CREST HAVEN – Local fishermen have gotten into the offshore wind energy game.

Dan Cohen, owner of Atlantic Capes Fisheries in Lower Township, asked freeholders April 22 for their support of a venture among commercial fishing companies that aims to bring wind turbines off the coast of Atlantic City.

He made a similar pitch to county Board of Agriculture members several weeks ago.
Fishermen’s Energy of New Jersey, LLC (FERN) is a consortium of principals of New Jersey’s fishing industry, formed from discussions, which began about a year ago, according to Cohen.

The proposal came with a Power Point presentation and a request for freeholders to provide their overall support for the project, to have the county join a FERN Rural Electric Cooperative, and to possibly lobby together with Fishermen’s Energy to help ease some state policies to make it more economically viable to produce alternative forms of energy.

Fishermen’s Energy is one of five applicants for a state Board of Public Utilities grant of $19 million to launch a 350-megawatt (MW) pilot program of offshore wind farms, limiting proposals to sites along the Jersey coastline between Stone Harbor and Seaside Park.

Other applicants include: Blue Water Wind, of Hoboken; Garden State Offshore Energy, a partnership between PSEG Renewable Genreation, LLC and Winergy Power Holdings, LLC; Occidental Development & Equities; and Environmental Technologies, of New York.

The entire project will cost more than $1 billion, Cohen told freeholders, but will be accomplished in phases.

Cohen laid out an overall view of his consortium’s proposal.

Phase 0 or the onshore phase, would construct one 2.5 MW experimental marine turbine on land in a marine environment in Cape May, with plans to be operational in late 2009.

Principals have discussed three possible sites, Cohen said, and have spoken with representatives of Cape May City’s Energy Committee to consider one of those locations at the Cape May Desalination Plant off Cannery Road in Cape May. Other considerations are the U.S. Coast Guard Base, or Middle Thorofare Island where members of the commercial fishing consortium, including Snow’s Doxsee and Lunds, for example, own land.

Phase 1 would consist of eight 2.5 MW marine turbines east of Atlantic City in state waters approximately three miles offshore for a total energy production of 20 MW, and plans for completion in 2010-11 at a cost of approximately $90 million.

This phase would be financially structured in the form of a rural electric cooperative. These entities were created through the 1936 Rural Electrification Act that enabled not-for-profit energy cooperatives in rural or less-populated areas of the country, where it was not economical for for-profit electrical companies to serve, Cohen explained.
Phase 2 would consist of 66 5-MW marine turbines sited six to seven miles from the coast, east southeast of Atlantic City for a total energy production of 330 MW, and a target date for completion of 2013-14 at a cost of approximately $1.3 billion.

Input data.
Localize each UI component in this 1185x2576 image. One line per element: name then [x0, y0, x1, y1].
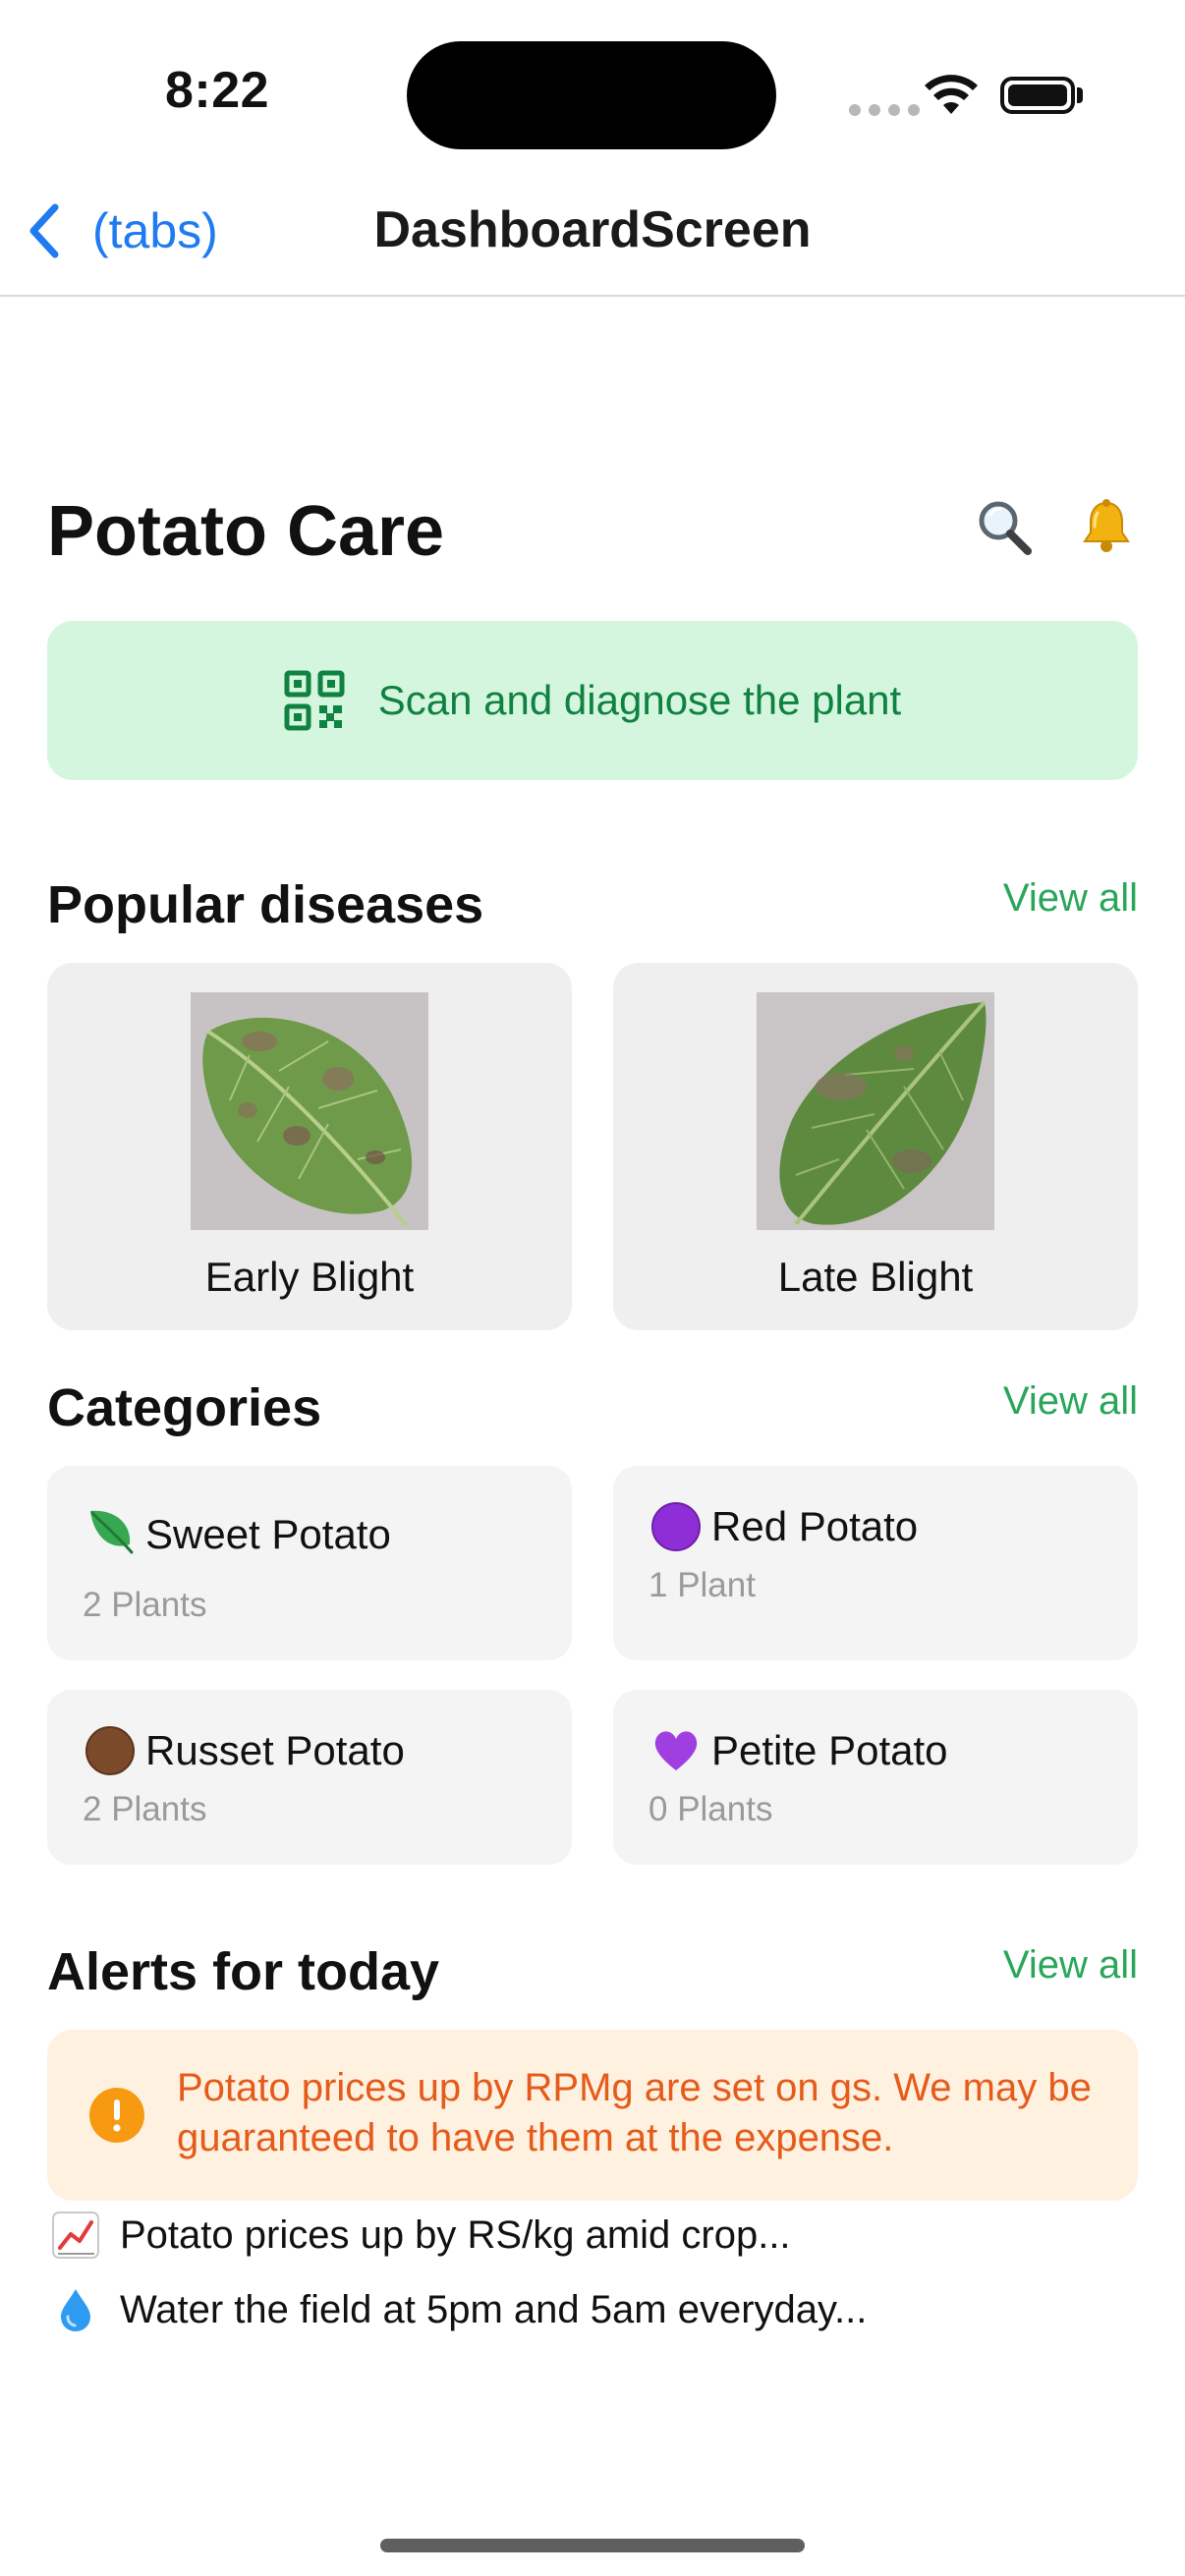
droplet-icon — [61, 2289, 90, 2331]
search-icon — [979, 501, 1032, 555]
notifications-button[interactable] — [1075, 495, 1138, 558]
popular-diseases-view-all[interactable]: View all — [1003, 876, 1138, 921]
categories-view-all[interactable]: View all — [1003, 1379, 1138, 1424]
category-card-red-potato[interactable]: Red Potato 1 Plant — [613, 1466, 1138, 1660]
category-count: 1 Plant — [649, 1566, 756, 1604]
home-indicator[interactable] — [380, 2539, 805, 2552]
nav-title: DashboardScreen — [373, 201, 812, 258]
chart-increasing-icon — [52, 2212, 99, 2259]
alert-item[interactable]: Water the field at 5pm and 5am everyday.… — [51, 2285, 867, 2334]
category-name: Red Potato — [711, 1503, 919, 1549]
category-name: Sweet Potato — [145, 1511, 391, 1557]
bell-icon — [1083, 499, 1130, 552]
category-card-sweet-potato[interactable]: Sweet Potato 2 Plants — [47, 1466, 572, 1660]
disease-label: Late Blight — [777, 1254, 974, 1300]
alert-item-text: Water the field at 5pm and 5am everyday.… — [120, 2287, 868, 2331]
purple-heart-icon — [649, 1723, 704, 1778]
status-time: 8:22 — [165, 62, 270, 119]
alerts-heading: Alerts for today — [47, 1942, 440, 2001]
categories-heading: Categories — [47, 1378, 322, 1437]
category-name: Petite Potato — [711, 1727, 948, 1773]
battery-cap — [1077, 87, 1083, 103]
disease-card-late-blight[interactable]: Late Blight — [613, 963, 1138, 1330]
category-card-russet-potato[interactable]: Russet Potato 2 Plants — [47, 1690, 572, 1865]
dynamic-island — [407, 41, 776, 149]
category-count: 2 Plants — [83, 1586, 207, 1624]
search-button[interactable] — [973, 495, 1036, 558]
leaf-icon — [83, 1503, 138, 1558]
purple-circle-icon — [649, 1499, 704, 1554]
alert-highlight[interactable]: Potato prices up by RPMg are set on gs. … — [47, 2030, 1138, 2201]
alert-item[interactable]: Potato prices up by RS/kg amid crop... — [51, 2211, 791, 2260]
disease-label: Early Blight — [204, 1254, 415, 1300]
alerts-view-all[interactable]: View all — [1003, 1943, 1138, 1988]
battery-icon — [1000, 77, 1075, 114]
category-card-petite-potato[interactable]: Petite Potato 0 Plants — [613, 1690, 1138, 1865]
alert-item-text: Potato prices up by RS/kg amid crop... — [120, 2212, 791, 2257]
popular-diseases-heading: Popular diseases — [47, 875, 484, 934]
category-name: Russet Potato — [145, 1727, 405, 1773]
alert-highlight-text: Potato prices up by RPMg are set on gs. … — [177, 2066, 1092, 2159]
early-blight-image — [191, 992, 428, 1230]
cellular-signal-icon — [849, 104, 920, 116]
scan-label: Scan and diagnose the plant — [377, 677, 902, 723]
brown-circle-icon — [83, 1723, 138, 1778]
page-title: Potato Care — [47, 492, 445, 571]
category-count: 0 Plants — [649, 1790, 773, 1828]
category-count: 2 Plants — [83, 1790, 207, 1828]
late-blight-image — [757, 992, 994, 1230]
wifi-icon — [925, 75, 978, 114]
disease-card-early-blight[interactable]: Early Blight — [47, 963, 572, 1330]
exclamation-icon — [89, 2088, 144, 2143]
scan-diagnose-button[interactable]: Scan and diagnose the plant — [47, 621, 1138, 780]
nav-divider — [0, 295, 1185, 297]
qr-code-icon — [284, 670, 345, 731]
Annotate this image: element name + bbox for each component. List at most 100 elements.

Exercise requirements.
- a) Turn the paragraph of the offshore wind article that begins "Phase 1 would consist" into a bulleted list that keeps its main facts.
- b) In the records, switch "View all" to "See all" in everything from the line containing "droplet-icon — [61, 2289, 90, 2331]" down to the line containing "categories-view-all[interactable]: View all", and return only those lines with nothing else altered.

Answers below.
- a)
- Eight 2.5 MW marine turbines
- Sited east of Atlantic City in state waters, about three miles offshore
- Total energy production of 20 MW
- Planned completion in 2010-11
- Cost of approximately $90 million

- b)
droplet-icon — [61, 2289, 90, 2331]
search-icon — [979, 501, 1032, 555]
notifications-button[interactable] — [1075, 495, 1138, 558]
popular-diseases-view-all[interactable]: See all — [1003, 876, 1138, 921]
categories-view-all[interactable]: See all — [1003, 1379, 1138, 1424]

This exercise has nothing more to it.